→ Data excerpts:

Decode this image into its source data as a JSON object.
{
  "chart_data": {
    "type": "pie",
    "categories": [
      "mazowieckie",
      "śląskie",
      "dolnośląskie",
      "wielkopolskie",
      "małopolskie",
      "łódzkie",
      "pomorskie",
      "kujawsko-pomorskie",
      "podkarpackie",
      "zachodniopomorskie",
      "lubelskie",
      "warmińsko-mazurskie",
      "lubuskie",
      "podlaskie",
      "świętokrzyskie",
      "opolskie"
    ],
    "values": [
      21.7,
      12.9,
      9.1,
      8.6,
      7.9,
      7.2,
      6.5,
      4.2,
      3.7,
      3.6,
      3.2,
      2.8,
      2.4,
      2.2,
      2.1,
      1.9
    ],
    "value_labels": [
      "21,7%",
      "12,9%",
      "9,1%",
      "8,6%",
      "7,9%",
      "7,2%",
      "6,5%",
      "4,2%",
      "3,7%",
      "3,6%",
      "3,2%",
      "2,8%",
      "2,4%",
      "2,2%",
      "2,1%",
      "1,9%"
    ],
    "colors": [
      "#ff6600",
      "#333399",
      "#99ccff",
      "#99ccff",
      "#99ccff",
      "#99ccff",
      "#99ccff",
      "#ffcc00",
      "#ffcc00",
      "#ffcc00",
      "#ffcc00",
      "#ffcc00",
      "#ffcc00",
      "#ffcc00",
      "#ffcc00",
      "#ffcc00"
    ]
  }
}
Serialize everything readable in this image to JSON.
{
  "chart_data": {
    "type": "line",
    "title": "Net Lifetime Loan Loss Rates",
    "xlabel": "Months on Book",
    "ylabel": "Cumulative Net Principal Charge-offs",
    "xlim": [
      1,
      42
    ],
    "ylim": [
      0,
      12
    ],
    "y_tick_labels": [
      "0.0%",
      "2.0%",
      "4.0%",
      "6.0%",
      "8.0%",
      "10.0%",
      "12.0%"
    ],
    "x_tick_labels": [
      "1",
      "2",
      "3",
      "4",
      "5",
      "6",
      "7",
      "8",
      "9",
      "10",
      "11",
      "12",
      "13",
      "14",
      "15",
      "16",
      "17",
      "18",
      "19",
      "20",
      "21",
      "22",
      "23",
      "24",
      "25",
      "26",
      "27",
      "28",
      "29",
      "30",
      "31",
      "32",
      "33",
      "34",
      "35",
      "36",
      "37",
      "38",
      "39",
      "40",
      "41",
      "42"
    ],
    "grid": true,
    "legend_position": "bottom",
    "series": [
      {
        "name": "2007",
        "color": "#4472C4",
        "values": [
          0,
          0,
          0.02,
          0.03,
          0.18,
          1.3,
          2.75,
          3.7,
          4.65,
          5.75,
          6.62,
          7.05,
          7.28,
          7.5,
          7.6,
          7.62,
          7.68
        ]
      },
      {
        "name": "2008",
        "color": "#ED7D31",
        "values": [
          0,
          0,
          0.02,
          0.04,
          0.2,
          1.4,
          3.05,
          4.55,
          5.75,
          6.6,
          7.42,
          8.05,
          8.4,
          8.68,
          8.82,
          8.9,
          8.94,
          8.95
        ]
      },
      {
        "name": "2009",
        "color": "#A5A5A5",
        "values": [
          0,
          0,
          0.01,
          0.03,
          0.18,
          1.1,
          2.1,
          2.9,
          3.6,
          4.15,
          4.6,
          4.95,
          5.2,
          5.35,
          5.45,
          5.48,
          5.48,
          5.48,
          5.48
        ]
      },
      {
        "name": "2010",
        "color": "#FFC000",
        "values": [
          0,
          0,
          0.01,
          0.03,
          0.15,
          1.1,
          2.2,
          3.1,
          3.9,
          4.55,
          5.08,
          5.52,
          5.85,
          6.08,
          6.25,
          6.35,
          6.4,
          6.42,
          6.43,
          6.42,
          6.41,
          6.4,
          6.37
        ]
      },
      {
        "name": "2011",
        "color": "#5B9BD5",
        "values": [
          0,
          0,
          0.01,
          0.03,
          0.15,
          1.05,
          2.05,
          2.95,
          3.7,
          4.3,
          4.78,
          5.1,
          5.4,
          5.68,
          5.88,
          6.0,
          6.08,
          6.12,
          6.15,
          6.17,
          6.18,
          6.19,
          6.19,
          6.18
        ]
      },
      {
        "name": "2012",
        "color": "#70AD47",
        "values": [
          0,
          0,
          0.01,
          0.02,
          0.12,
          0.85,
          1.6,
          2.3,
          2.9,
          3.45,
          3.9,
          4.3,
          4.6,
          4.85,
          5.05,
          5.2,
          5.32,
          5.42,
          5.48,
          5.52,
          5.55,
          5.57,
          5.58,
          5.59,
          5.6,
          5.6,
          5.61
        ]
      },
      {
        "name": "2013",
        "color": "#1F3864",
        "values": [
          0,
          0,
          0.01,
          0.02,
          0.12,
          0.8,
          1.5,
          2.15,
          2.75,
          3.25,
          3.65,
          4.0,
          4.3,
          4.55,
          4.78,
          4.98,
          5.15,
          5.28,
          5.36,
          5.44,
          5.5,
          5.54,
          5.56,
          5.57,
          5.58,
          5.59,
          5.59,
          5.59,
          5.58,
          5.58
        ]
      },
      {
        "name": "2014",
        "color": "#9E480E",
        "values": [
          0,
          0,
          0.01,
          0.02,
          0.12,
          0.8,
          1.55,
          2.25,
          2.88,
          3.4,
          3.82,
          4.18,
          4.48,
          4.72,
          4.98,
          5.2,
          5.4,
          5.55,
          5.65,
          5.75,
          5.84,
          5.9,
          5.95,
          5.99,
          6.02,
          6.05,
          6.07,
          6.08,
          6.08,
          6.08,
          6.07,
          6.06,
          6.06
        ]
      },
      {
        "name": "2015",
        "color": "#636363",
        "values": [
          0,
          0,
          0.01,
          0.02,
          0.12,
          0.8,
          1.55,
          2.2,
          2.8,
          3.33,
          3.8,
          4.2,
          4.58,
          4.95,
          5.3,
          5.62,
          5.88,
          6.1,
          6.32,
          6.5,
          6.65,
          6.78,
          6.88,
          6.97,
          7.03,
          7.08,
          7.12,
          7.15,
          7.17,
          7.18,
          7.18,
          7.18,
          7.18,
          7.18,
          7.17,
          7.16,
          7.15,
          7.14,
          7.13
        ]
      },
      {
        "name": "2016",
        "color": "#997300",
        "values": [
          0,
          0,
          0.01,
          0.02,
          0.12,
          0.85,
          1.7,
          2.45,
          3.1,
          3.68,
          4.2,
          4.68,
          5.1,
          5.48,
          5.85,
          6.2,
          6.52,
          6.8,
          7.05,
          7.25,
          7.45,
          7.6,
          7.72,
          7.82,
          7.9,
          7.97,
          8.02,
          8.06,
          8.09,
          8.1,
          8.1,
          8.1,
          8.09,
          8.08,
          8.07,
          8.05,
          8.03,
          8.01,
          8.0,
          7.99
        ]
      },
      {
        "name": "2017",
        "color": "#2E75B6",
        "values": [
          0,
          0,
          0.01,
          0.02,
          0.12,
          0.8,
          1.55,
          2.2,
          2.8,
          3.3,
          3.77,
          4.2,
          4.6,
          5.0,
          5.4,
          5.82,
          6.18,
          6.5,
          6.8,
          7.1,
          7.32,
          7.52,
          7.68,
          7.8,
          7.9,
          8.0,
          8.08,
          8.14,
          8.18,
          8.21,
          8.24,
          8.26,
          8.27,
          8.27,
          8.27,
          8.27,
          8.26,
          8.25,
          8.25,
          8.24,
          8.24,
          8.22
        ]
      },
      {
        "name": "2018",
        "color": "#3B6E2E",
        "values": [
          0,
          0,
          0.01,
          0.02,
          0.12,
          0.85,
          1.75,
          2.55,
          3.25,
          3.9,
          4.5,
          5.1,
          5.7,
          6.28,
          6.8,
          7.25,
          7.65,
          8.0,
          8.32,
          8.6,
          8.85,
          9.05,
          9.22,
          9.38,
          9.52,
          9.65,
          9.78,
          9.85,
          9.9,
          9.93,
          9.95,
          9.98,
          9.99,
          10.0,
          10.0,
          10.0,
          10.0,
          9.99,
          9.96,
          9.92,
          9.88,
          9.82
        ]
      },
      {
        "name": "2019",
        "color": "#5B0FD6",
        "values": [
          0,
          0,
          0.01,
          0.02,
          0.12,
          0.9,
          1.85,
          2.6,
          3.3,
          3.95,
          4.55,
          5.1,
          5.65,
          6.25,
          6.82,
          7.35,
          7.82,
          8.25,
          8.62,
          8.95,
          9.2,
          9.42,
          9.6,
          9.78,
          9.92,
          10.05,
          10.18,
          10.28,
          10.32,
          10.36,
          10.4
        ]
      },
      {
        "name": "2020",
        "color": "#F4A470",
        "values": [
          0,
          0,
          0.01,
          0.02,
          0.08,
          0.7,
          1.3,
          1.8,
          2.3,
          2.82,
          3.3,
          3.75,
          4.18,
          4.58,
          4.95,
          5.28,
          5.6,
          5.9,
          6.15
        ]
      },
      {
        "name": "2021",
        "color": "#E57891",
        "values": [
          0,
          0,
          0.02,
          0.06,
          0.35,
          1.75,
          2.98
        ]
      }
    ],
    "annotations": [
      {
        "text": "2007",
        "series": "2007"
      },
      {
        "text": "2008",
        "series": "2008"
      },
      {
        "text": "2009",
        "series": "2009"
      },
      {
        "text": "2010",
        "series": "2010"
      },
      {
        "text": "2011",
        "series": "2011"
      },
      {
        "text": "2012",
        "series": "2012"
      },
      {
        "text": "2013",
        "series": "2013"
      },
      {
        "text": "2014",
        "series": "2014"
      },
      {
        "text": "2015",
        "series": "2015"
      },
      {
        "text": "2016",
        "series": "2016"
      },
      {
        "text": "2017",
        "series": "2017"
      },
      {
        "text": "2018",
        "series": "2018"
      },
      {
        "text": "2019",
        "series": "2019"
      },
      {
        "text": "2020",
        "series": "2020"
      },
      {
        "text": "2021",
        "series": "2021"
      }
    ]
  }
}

→ Request:
Using the records above, copy every line that has the word "image" in it.

→ Correct result:
Decode this image into its source data as a JSON object.
Serialize everything readable in this image to JSON.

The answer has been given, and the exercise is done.